EXERCISE BRIEF: Transcribe the lines below verbatim, skipping the images.

SUPPLIED INFORMATION:
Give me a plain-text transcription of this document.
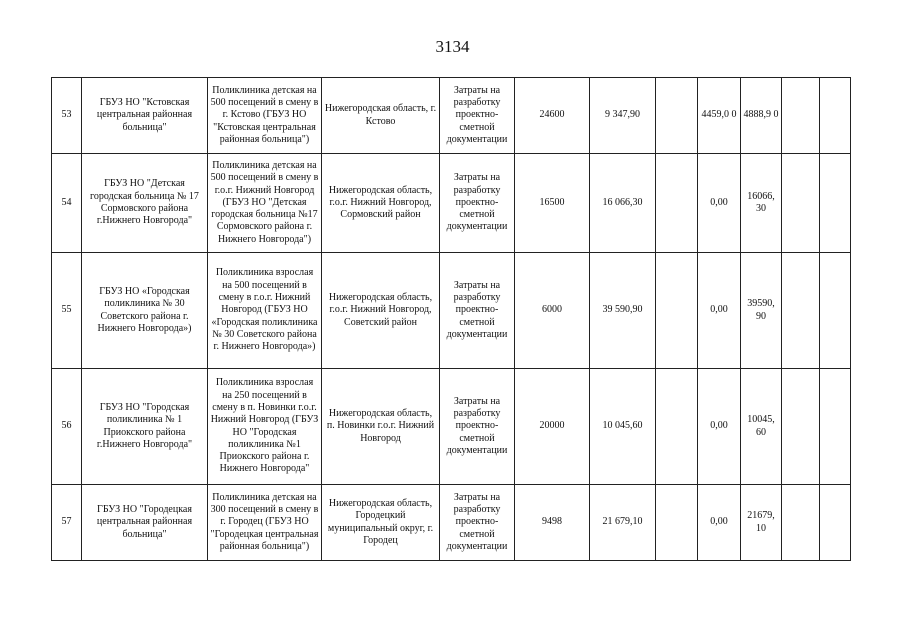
3134
53	ГБУЗ НО "Кстовская центральная районная больница"	Поликлиника детская на 500 посещений в смену в г. Кстово (ГБУЗ НО "Кстовская центральная районная больница")	Нижегородская область, г. Кстово	Затраты на разработку проектно-сметной документации	24600	9 347,90		4459,0 0	4888,9 0		
54	ГБУЗ НО "Детская городская больница № 17 Сормовского района г.Нижнего Новгорода"	Поликлиника детская на 500 посещений в смену в г.о.г. Нижний Новгород (ГБУЗ НО "Детская городская больница №17 Сормовского района г. Нижнего Новгорода")	Нижегородская область, г.о.г. Нижний Новгород, Сормовский район	Затраты на разработку проектно-сметной документации	16500	16 066,30		0,00	16066, 30		
55	ГБУЗ НО «Городская поликлиника № 30 Советского района г. Нижнего Новгорода»)	Поликлиника взрослая на 500 посещений в смену в г.о.г. Нижний Новгород (ГБУЗ НО «Городская поликлиника № 30 Советского района г. Нижнего Новгорода»)	Нижегородская область, г.о.г. Нижний Новгород, Советский район	Затраты на разработку проектно-сметной документации	6000	39 590,90		0,00	39590, 90		
56	ГБУЗ НО "Городская поликлиника № 1 Приокского района г.Нижнего Новгорода"	Поликлиника взрослая на 250 посещений в смену в п. Новинки г.о.г. Нижний Новгород (ГБУЗ НО "Городская поликлиника №1 Приокского района г. Нижнего Новгорода"	Нижегородская область, п. Новинки г.о.г. Нижний Новгород	Затраты на разработку проектно-сметной документации	20000	10 045,60		0,00	10045, 60		
57	ГБУЗ НО "Городецкая центральная районная больница"	Поликлиника детская на 300 посещений в смену в г. Городец (ГБУЗ НО "Городецкая центральная районная больница")	Нижегородская область, Городецкий муниципальный округ, г. Городец	Затраты на разработку проектно-сметной документации	9498	21 679,10		0,00	21679, 10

FULL ANSWER:
Give me a plain-text transcription of this document.
3134
53	ГБУЗ НО "Кстовская центральная районная больница"	Поликлиника детская на 500 посещений в смену в г. Кстово (ГБУЗ НО "Кстовская центральная районная больница")	Нижегородская область, г. Кстово	Затраты на разработку проектно-сметной документации	24600	9 347,90		4459,0 0	4888,9 0		
54	ГБУЗ НО "Детская городская больница № 17 Сормовского района г.Нижнего Новгорода"	Поликлиника детская на 500 посещений в смену в г.о.г. Нижний Новгород (ГБУЗ НО "Детская городская больница №17 Сормовского района г. Нижнего Новгорода")	Нижегородская область, г.о.г. Нижний Новгород, Сормовский район	Затраты на разработку проектно-сметной документации	16500	16 066,30		0,00	16066, 30		
55	ГБУЗ НО «Городская поликлиника № 30 Советского района г. Нижнего Новгорода»)	Поликлиника взрослая на 500 посещений в смену в г.о.г. Нижний Новгород (ГБУЗ НО «Городская поликлиника № 30 Советского района г. Нижнего Новгорода»)	Нижегородская область, г.о.г. Нижний Новгород, Советский район	Затраты на разработку проектно-сметной документации	6000	39 590,90		0,00	39590, 90		
56	ГБУЗ НО "Городская поликлиника № 1 Приокского района г.Нижнего Новгорода"	Поликлиника взрослая на 250 посещений в смену в п. Новинки г.о.г. Нижний Новгород (ГБУЗ НО "Городская поликлиника №1 Приокского района г. Нижнего Новгорода"	Нижегородская область, п. Новинки г.о.г. Нижний Новгород	Затраты на разработку проектно-сметной документации	20000	10 045,60		0,00	10045, 60		
57	ГБУЗ НО "Городецкая центральная районная больница"	Поликлиника детская на 300 посещений в смену в г. Городец (ГБУЗ НО "Городецкая центральная районная больница")	Нижегородская область, Городецкий муниципальный округ, г. Городец	Затраты на разработку проектно-сметной документации	9498	21 679,10		0,00	21679, 10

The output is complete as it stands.